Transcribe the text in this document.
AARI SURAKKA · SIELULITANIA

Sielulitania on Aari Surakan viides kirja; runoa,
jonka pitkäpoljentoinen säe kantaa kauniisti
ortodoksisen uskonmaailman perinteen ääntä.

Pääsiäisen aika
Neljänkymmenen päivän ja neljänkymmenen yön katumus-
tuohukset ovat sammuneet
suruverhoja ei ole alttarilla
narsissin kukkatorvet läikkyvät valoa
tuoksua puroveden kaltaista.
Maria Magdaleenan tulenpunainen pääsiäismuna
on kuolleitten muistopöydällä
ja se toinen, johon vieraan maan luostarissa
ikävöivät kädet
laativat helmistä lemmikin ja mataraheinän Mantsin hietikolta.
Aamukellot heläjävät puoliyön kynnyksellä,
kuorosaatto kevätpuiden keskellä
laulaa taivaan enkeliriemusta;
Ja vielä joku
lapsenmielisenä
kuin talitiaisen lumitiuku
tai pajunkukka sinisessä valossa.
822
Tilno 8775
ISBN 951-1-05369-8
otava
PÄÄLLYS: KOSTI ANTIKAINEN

- - -

### Problem
Transcribe every entry verbatim.

### Solution below
Transcribe the text in this document.
AARI SURAKKA · SIELULITANIA

Sielulitania on Aari Surakan viides kirja; runoa,
jonka pitkäpoljentoinen säe kantaa kauniisti
ortodoksisen uskonmaailman perinteen ääntä.

Pääsiäisen aika
Neljänkymmenen päivän ja neljänkymmenen yön katumus-
tuohukset ovat sammuneet
suruverhoja ei ole alttarilla
narsissin kukkatorvet läikkyvät valoa
tuoksua puroveden kaltaista.
Maria Magdaleenan tulenpunainen pääsiäismuna
on kuolleitten muistopöydällä
ja se toinen, johon vieraan maan luostarissa
ikävöivät kädet
laativat helmistä lemmikin ja mataraheinän Mantsin hietikolta.
Aamukellot heläjävät puoliyön kynnyksellä,
kuorosaatto kevätpuiden keskellä
laulaa taivaan enkeliriemusta;
Ja vielä joku
lapsenmielisenä
kuin talitiaisen lumitiuku
tai pajunkukka sinisessä valossa.
822
Tilno 8775
ISBN 951-1-05369-8
otava
PÄÄLLYS: KOSTI ANTIKAINEN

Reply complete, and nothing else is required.